◆ WHAT YOU ARE ASKED TO DO ◆
All of the listing below must be repeated word for word. Pictures are the only thing to omit.

==== SUPPLIED ENTRIES

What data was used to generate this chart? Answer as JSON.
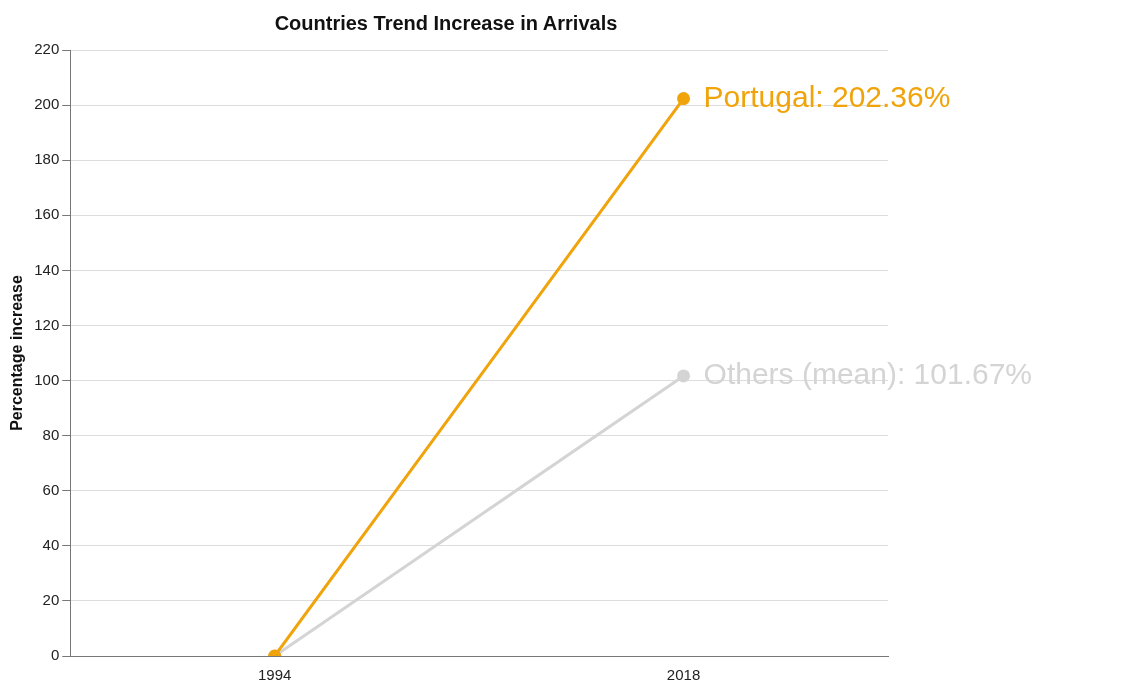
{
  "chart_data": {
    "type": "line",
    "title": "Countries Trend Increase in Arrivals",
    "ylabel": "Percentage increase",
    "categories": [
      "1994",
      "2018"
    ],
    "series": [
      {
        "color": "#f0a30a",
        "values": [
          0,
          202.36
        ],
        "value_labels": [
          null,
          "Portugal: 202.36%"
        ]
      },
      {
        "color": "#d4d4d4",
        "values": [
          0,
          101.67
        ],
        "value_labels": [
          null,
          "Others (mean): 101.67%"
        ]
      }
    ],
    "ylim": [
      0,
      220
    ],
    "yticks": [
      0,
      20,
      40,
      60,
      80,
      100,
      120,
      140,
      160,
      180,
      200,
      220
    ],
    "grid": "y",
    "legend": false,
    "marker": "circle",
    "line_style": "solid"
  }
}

========

◆ RESULT BELOW ◆
What data was used to generate this chart? Answer as JSON.
{
  "chart_data": {
    "type": "line",
    "title": "Countries Trend Increase in Arrivals",
    "ylabel": "Percentage increase",
    "categories": [
      "1994",
      "2018"
    ],
    "series": [
      {
        "color": "#f0a30a",
        "values": [
          0,
          202.36
        ],
        "value_labels": [
          null,
          "Portugal: 202.36%"
        ]
      },
      {
        "color": "#d4d4d4",
        "values": [
          0,
          101.67
        ],
        "value_labels": [
          null,
          "Others (mean): 101.67%"
        ]
      }
    ],
    "ylim": [
      0,
      220
    ],
    "yticks": [
      0,
      20,
      40,
      60,
      80,
      100,
      120,
      140,
      160,
      180,
      200,
      220
    ],
    "grid": "y",
    "legend": false,
    "marker": "circle",
    "line_style": "solid"
  }
}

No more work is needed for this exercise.